» **JOB**
Each line that holds the string "this" counts once; say how many such lines there are and add nothing.

» **AVAILABLE RECORDS**
——
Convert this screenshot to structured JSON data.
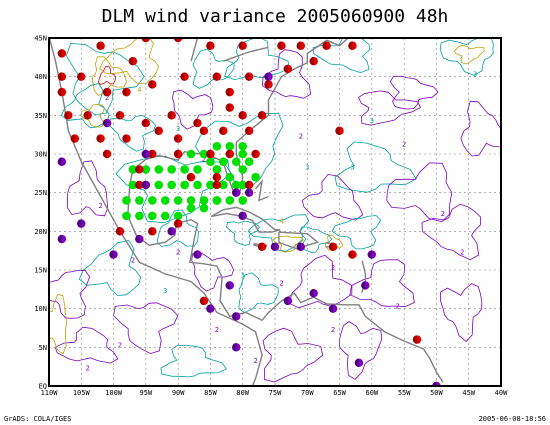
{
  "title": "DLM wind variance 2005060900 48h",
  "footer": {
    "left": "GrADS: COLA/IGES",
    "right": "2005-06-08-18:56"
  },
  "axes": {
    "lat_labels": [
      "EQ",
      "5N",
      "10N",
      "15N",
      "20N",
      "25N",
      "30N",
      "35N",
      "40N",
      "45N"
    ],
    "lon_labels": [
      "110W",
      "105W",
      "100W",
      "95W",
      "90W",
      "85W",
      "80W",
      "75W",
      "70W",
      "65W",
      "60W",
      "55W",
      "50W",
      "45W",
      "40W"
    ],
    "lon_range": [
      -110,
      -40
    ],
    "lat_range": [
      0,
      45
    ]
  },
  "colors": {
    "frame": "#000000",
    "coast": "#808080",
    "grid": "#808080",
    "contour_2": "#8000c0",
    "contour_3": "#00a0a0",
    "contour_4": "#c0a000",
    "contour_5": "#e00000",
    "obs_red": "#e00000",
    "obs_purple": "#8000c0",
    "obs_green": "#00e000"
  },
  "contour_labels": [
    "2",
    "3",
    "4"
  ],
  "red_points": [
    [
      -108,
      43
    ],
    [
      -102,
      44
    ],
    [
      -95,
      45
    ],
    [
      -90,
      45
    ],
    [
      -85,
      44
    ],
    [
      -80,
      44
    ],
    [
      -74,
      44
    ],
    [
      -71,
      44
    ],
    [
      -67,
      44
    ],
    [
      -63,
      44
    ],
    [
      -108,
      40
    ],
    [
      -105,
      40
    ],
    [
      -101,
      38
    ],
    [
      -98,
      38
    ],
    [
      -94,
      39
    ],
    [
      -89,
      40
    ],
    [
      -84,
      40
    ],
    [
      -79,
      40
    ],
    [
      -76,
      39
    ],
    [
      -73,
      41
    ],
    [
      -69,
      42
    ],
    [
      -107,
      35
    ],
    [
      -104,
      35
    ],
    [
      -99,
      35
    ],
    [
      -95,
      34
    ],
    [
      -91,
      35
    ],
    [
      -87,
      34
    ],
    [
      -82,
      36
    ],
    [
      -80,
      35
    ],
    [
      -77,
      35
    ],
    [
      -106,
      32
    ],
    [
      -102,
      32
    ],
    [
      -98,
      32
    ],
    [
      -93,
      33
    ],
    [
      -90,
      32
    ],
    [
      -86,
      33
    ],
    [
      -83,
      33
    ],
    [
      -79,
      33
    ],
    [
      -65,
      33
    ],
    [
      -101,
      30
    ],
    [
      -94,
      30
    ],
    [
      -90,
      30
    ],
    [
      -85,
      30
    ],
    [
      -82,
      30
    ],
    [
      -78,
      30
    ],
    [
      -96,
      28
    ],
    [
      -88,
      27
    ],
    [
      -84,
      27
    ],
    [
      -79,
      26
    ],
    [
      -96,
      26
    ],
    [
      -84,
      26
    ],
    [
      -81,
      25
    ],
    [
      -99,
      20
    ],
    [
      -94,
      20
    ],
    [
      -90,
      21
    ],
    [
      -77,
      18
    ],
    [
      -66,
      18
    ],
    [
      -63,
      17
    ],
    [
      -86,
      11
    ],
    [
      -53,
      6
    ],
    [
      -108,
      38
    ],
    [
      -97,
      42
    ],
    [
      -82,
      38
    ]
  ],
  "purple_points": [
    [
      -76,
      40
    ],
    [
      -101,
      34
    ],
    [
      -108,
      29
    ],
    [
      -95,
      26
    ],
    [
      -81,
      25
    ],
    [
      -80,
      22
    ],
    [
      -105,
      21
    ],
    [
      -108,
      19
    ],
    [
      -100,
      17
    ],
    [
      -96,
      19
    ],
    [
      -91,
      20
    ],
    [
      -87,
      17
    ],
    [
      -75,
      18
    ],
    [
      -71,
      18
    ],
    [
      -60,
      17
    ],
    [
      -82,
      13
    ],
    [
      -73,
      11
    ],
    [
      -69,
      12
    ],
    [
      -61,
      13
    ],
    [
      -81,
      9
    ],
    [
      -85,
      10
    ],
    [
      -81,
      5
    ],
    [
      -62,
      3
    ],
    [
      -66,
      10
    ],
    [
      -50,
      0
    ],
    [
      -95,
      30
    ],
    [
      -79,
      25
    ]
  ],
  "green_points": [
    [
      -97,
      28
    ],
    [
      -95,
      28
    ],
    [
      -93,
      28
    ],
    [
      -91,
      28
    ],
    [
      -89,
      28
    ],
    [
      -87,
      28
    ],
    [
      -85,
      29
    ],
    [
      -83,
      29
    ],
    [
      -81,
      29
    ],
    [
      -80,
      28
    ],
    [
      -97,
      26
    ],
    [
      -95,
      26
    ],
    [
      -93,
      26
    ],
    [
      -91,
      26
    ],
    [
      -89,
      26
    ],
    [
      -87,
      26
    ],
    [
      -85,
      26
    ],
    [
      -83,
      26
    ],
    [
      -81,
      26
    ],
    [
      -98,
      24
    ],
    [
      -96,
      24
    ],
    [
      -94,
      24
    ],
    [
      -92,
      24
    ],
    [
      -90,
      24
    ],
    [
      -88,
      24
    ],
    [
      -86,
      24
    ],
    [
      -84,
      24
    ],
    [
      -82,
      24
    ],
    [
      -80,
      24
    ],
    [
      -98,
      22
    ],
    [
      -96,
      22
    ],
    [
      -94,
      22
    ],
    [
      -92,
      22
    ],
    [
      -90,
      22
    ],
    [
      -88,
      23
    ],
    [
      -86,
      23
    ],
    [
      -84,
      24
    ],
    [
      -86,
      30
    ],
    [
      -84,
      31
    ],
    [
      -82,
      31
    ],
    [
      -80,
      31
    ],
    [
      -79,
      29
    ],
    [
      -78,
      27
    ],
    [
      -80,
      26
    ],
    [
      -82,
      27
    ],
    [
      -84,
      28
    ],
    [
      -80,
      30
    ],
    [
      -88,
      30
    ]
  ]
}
——
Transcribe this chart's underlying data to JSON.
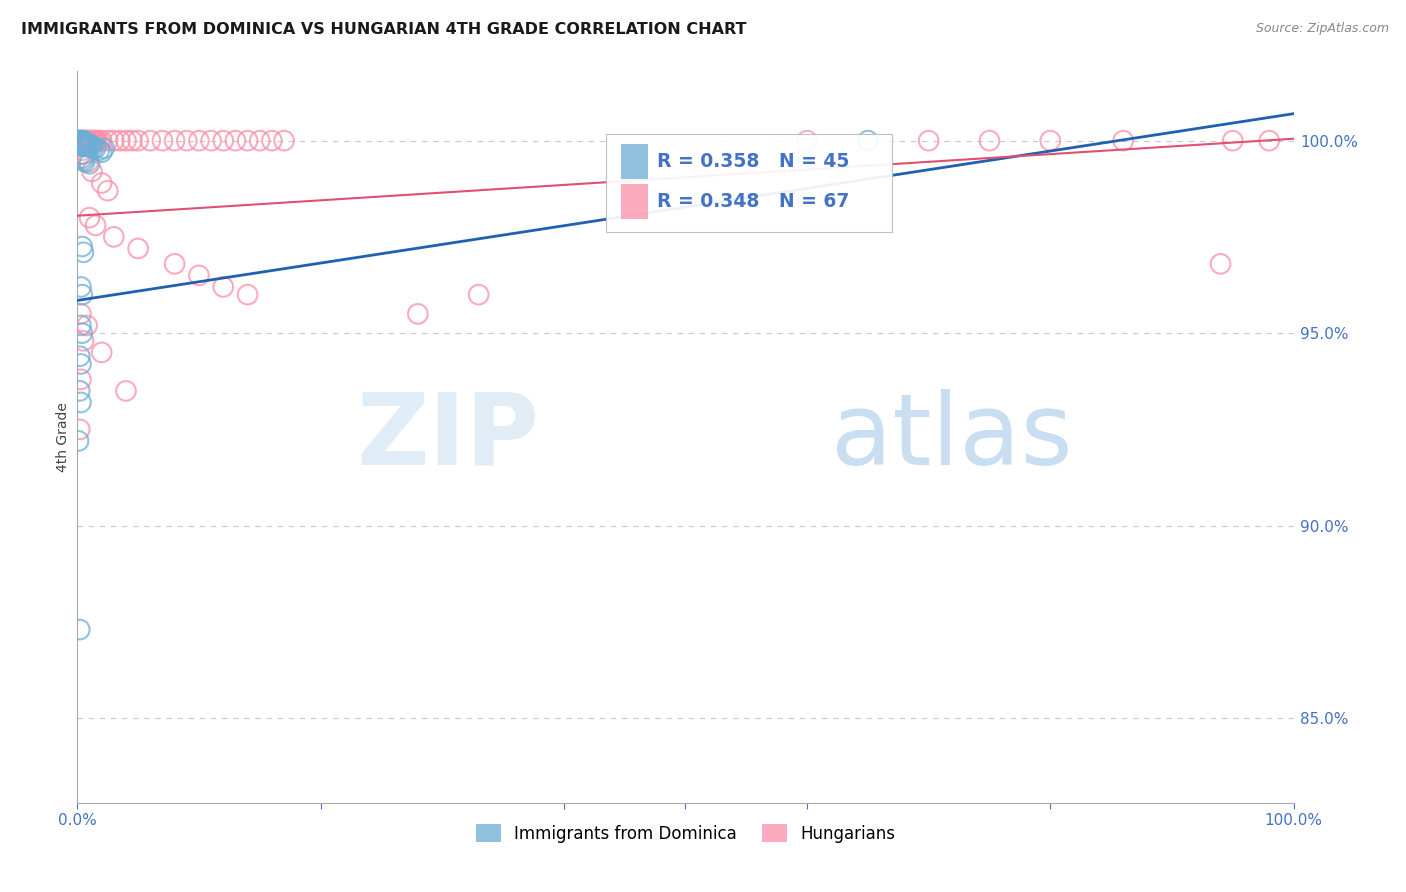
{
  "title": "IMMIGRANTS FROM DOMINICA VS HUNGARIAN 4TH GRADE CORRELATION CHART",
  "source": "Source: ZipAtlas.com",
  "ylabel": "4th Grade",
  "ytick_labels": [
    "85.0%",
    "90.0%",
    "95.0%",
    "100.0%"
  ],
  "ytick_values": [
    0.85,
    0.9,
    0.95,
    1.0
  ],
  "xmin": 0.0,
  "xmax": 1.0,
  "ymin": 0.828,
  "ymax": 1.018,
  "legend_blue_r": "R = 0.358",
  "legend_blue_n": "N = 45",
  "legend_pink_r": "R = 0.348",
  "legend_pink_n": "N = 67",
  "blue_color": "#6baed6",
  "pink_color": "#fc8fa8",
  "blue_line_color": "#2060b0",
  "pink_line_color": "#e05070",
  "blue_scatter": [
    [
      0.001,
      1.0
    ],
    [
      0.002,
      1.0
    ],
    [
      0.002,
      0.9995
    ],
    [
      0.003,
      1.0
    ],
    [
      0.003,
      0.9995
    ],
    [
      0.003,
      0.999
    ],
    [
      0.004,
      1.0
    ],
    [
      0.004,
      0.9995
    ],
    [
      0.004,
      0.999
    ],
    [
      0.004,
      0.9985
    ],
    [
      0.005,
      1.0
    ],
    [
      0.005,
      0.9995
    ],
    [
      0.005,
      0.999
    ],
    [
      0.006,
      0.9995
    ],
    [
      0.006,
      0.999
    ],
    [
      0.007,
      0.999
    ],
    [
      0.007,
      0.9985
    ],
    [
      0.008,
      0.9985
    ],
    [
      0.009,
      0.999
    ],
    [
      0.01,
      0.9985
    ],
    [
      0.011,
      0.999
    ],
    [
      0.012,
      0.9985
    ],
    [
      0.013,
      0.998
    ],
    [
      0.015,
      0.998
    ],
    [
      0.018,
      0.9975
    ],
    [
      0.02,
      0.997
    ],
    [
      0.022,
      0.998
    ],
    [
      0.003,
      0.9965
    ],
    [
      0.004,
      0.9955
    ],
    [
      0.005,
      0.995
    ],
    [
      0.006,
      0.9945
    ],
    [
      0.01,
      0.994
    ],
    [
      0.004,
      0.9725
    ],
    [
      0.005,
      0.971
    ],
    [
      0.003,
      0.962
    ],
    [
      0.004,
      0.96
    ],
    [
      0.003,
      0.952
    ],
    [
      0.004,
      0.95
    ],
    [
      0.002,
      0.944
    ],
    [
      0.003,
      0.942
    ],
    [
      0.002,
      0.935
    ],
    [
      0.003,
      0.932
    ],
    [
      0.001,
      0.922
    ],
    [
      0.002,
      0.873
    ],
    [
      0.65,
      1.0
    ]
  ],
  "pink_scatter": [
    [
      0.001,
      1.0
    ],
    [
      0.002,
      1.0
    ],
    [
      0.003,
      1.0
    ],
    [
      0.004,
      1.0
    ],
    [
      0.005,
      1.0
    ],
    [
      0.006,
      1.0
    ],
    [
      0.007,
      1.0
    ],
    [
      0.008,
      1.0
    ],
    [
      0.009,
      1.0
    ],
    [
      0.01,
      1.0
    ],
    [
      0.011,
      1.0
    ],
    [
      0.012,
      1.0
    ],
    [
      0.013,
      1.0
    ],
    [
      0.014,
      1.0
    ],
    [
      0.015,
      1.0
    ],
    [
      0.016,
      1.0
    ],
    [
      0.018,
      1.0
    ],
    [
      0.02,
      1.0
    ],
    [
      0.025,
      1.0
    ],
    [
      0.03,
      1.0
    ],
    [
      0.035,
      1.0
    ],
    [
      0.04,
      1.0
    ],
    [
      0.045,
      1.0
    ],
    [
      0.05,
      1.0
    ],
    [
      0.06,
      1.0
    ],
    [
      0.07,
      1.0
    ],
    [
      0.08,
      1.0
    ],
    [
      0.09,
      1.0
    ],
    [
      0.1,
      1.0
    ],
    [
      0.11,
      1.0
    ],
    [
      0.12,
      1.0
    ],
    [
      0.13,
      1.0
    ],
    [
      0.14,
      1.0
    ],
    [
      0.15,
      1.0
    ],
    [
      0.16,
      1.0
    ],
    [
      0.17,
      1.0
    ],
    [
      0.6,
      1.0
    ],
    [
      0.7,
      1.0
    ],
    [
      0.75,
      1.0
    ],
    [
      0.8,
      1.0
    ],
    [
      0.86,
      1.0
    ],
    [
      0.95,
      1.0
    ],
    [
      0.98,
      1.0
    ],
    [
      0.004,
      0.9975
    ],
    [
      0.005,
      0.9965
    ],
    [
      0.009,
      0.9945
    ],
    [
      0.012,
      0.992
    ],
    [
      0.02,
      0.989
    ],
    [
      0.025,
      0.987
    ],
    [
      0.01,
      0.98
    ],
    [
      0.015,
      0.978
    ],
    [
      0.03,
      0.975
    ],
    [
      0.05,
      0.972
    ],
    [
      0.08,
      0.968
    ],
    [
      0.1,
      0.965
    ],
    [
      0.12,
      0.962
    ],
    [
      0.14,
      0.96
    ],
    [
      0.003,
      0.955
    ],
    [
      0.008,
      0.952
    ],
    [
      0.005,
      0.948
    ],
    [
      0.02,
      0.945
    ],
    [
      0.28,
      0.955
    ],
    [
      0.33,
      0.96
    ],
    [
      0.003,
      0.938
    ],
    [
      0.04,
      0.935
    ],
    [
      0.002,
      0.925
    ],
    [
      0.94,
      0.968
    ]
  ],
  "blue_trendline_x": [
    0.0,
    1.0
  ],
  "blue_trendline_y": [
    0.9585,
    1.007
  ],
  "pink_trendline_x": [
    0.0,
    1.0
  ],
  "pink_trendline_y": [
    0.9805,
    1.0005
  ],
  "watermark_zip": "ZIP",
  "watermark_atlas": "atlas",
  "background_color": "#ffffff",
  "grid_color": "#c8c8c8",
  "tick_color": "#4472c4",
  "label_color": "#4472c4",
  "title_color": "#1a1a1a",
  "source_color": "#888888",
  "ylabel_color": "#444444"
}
——
» **OUTPUT BELOW**
2